DESCRIPTION OF THE TASK: Word for word, print each line of the listing below; pictures stay out.

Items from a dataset
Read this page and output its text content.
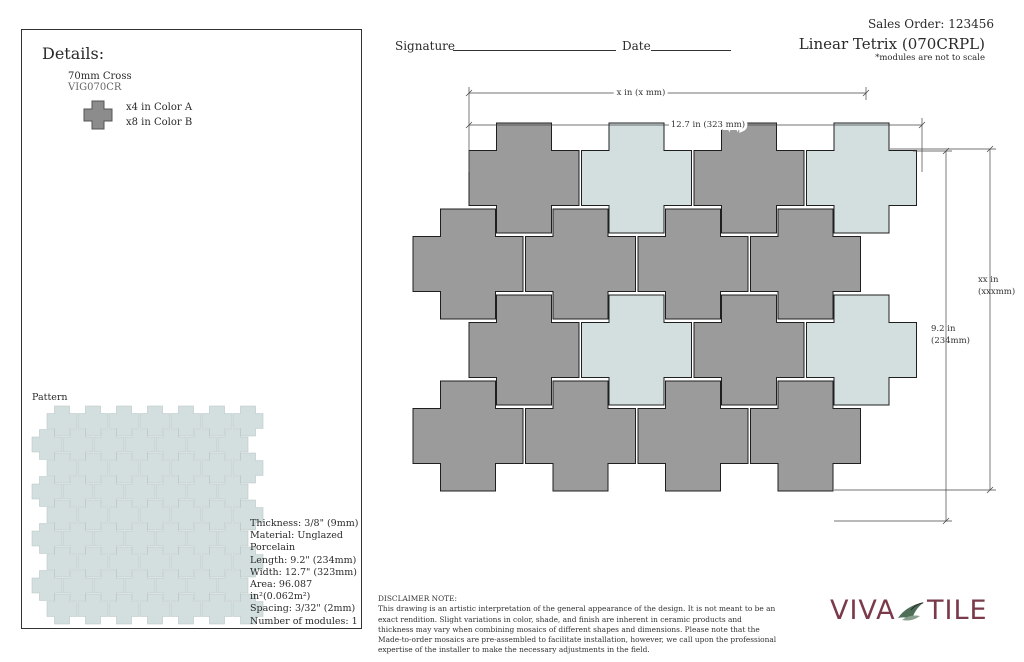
Details:
70mm Cross
VIG070CR
x4 in Color A
x8 in Color B
Pattern
Thickness: 3/8" (9mm)
Material: Unglazed
Porcelain
Length: 9.2" (234mm)
Width: 12.7" (323mm)
Area: 96.087 in²(0.062m²)
Spacing: 3/32" (2mm)
Number of modules: 1
Signature	Date
Sales Order: 123456
Linear Tetrix (070CRPL)
*modules are not to scale
x in (x mm)
12.7 in (323 mm)
xx in
(xxxmm)
9.2 in
(234mm)
DISCLAIMER NOTE:
This drawing is an artistic interpretation of the general appearance of the design. It is not meant to be an exact rendition. Slight variations in color, shade, and finish are inherent in ceramic products and thickness may vary when combining mosaics of different shapes and dimensions. Please note that the Made-to-order mosaics are pre-assembled to facilitate installation, however, we call upon the professional expertise of the installer to make the necessary adjustments in the field.
VIVA TILE
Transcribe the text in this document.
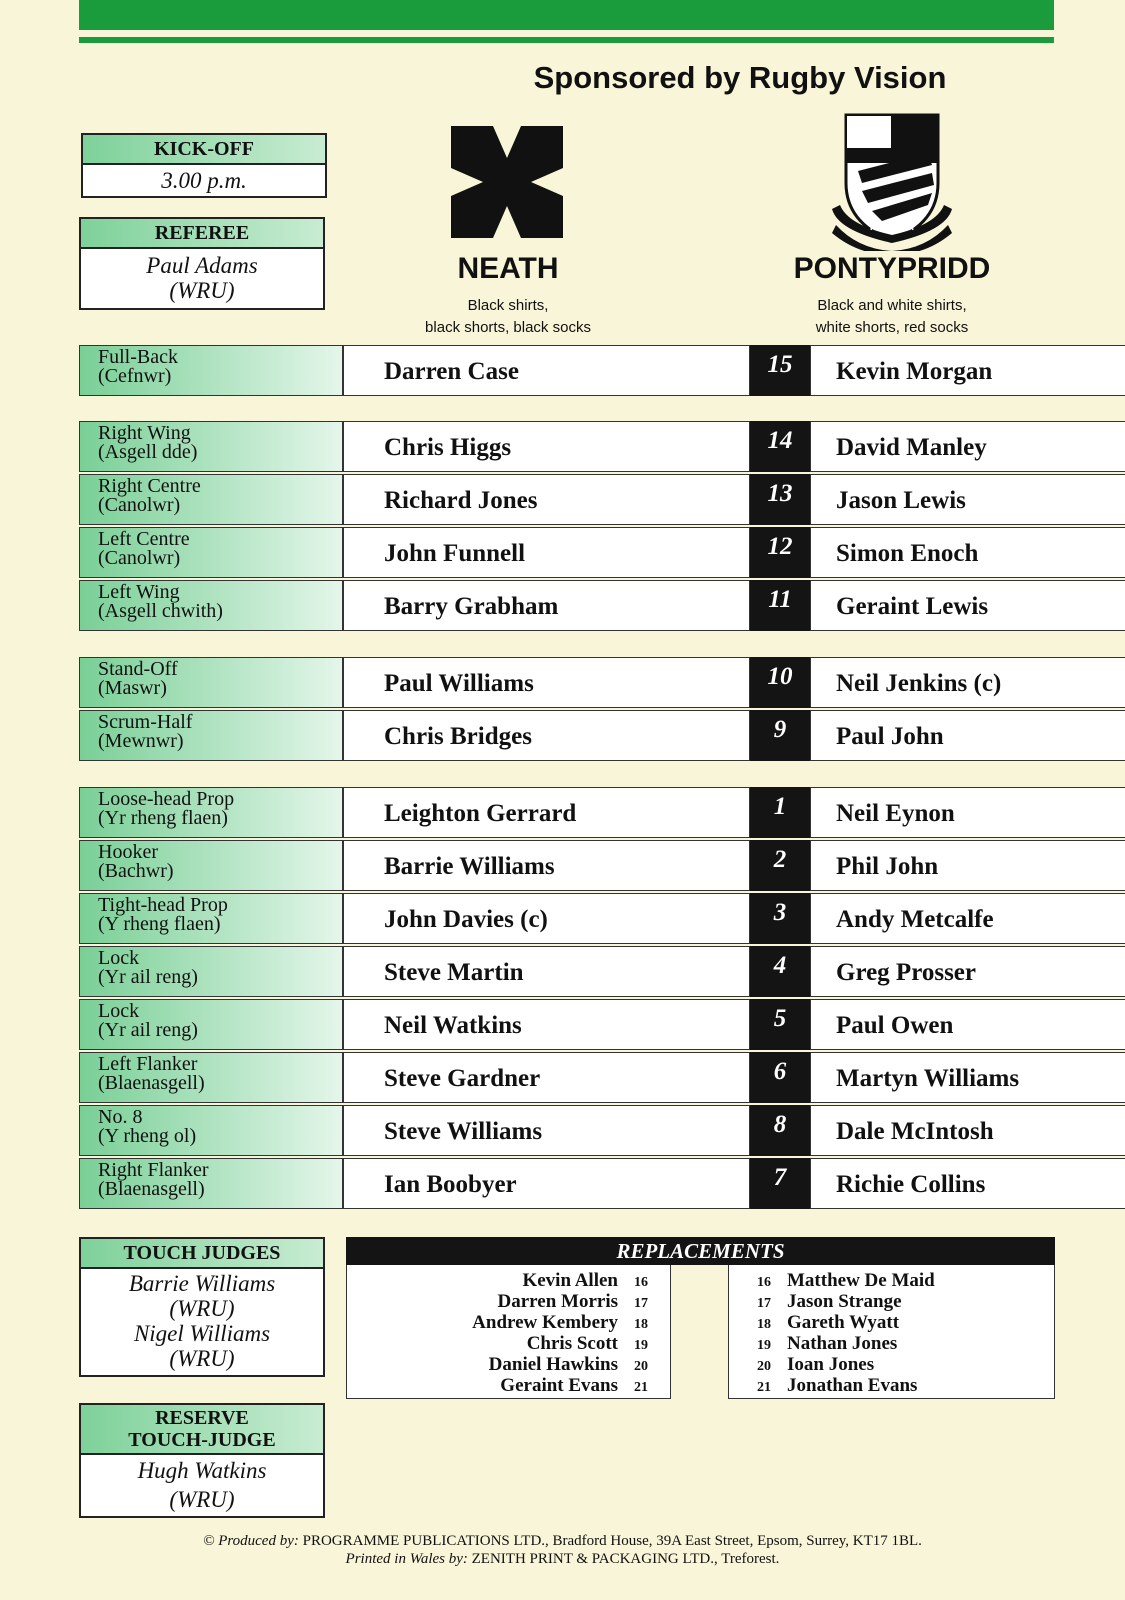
Sponsored by Rugby Vision
KICK-OFF
3.00 p.m.
REFEREE
Paul Adams
(WRU)
P. R. F. C.
NEATH
Black shirts,
black shorts, black socks
PONTYPRIDD
Black and white shirts,
white shorts, red socks
Full-Back
(Cefnwr)	Darren Case	15	Kevin Morgan
Right Wing
(Asgell dde)	Chris Higgs	14	David Manley
Right Centre
(Canolwr)	Richard Jones	13	Jason Lewis
Left Centre
(Canolwr)	John Funnell	12	Simon Enoch
Left Wing
(Asgell chwith)	Barry Grabham	11	Geraint Lewis
Stand-Off
(Maswr)	Paul Williams	10	Neil Jenkins (c)
Scrum-Half
(Mewnwr)	Chris Bridges	9	Paul John
Loose-head Prop
(Yr rheng flaen)	Leighton Gerrard	1	Neil Eynon
Hooker
(Bachwr)	Barrie Williams	2	Phil John
Tight-head Prop
(Y rheng flaen)	John Davies (c)	3	Andy Metcalfe
Lock
(Yr ail reng)	Steve Martin	4	Greg Prosser
Lock
(Yr ail reng)	Neil Watkins	5	Paul Owen
Left Flanker
(Blaenasgell)	Steve Gardner	6	Martyn Williams
No. 8
(Y rheng ol)	Steve Williams	8	Dale McIntosh
Right Flanker
(Blaenasgell)	Ian Boobyer	7	Richie Collins
TOUCH JUDGES
Barrie Williams
(WRU)
Nigel Williams
(WRU)
REPLACEMENTS
Kevin Allen 16
Darren Morris 17
Andrew Kembery 18
Chris Scott 19
Daniel Hawkins 20
Geraint Evans 21
16 Matthew De Maid
17 Jason Strange
18 Gareth Wyatt
19 Nathan Jones
20 Ioan Jones
21 Jonathan Evans
RESERVE
TOUCH-JUDGE
Hugh Watkins
(WRU)
© Produced by: PROGRAMME PUBLICATIONS LTD., Bradford House, 39A East Street, Epsom, Surrey, KT17 1BL.
Printed in Wales by: ZENITH PRINT & PACKAGING LTD., Treforest.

EXERCISE RESULT:
Read this page and output its text content.
Details:
70mm Cross
VIG070CR
x4 in Color A
x8 in Color B
Pattern
Thickness: 3/8" (9mm)
Material: Unglazed
Porcelain
Length: 9.2" (234mm)
Width: 12.7" (323mm)
Area: 96.087 in²(0.062m²)
Spacing: 3/32" (2mm)
Number of modules: 1
Signature	Date
Sales Order: 123456
Linear Tetrix (070CRPL)
*modules are not to scale
x in (x mm)
12.7 in (323 mm)
xx in
(xxxmm)
9.2 in
(234mm)
DISCLAIMER NOTE:
This drawing is an artistic interpretation of the general appearance of the design. It is not meant to be an exact rendition. Slight variations in color, shade, and finish are inherent in ceramic products and thickness may vary when combining mosaics of different shapes and dimensions. Please note that the Made-to-order mosaics are pre-assembled to facilitate installation, however, we call upon the professional expertise of the installer to make the necessary adjustments in the field.
VIVA TILE
Transcribe the text in this document.
Sponsored by Rugby Vision
KICK-OFF
3.00 p.m.
REFEREE
Paul Adams
(WRU)
P. R. F. C.
NEATH
Black shirts,
black shorts, black socks
PONTYPRIDD
Black and white shirts,
white shorts, red socks
Full-Back
(Cefnwr)	Darren Case	15	Kevin Morgan
Right Wing
(Asgell dde)	Chris Higgs	14	David Manley
Right Centre
(Canolwr)	Richard Jones	13	Jason Lewis
Left Centre
(Canolwr)	John Funnell	12	Simon Enoch
Left Wing
(Asgell chwith)	Barry Grabham	11	Geraint Lewis
Stand-Off
(Maswr)	Paul Williams	10	Neil Jenkins (c)
Scrum-Half
(Mewnwr)	Chris Bridges	9	Paul John
Loose-head Prop
(Yr rheng flaen)	Leighton Gerrard	1	Neil Eynon
Hooker
(Bachwr)	Barrie Williams	2	Phil John
Tight-head Prop
(Y rheng flaen)	John Davies (c)	3	Andy Metcalfe
Lock
(Yr ail reng)	Steve Martin	4	Greg Prosser
Lock
(Yr ail reng)	Neil Watkins	5	Paul Owen
Left Flanker
(Blaenasgell)	Steve Gardner	6	Martyn Williams
No. 8
(Y rheng ol)	Steve Williams	8	Dale McIntosh
Right Flanker
(Blaenasgell)	Ian Boobyer	7	Richie Collins
TOUCH JUDGES
Barrie Williams
(WRU)
Nigel Williams
(WRU)
REPLACEMENTS
Kevin Allen 16
Darren Morris 17
Andrew Kembery 18
Chris Scott 19
Daniel Hawkins 20
Geraint Evans 21
16 Matthew De Maid
17 Jason Strange
18 Gareth Wyatt
19 Nathan Jones
20 Ioan Jones
21 Jonathan Evans
RESERVE
TOUCH-JUDGE
Hugh Watkins
(WRU)
© Produced by: PROGRAMME PUBLICATIONS LTD., Bradford House, 39A East Street, Epsom, Surrey, KT17 1BL.
Printed in Wales by: ZENITH PRINT & PACKAGING LTD., Treforest.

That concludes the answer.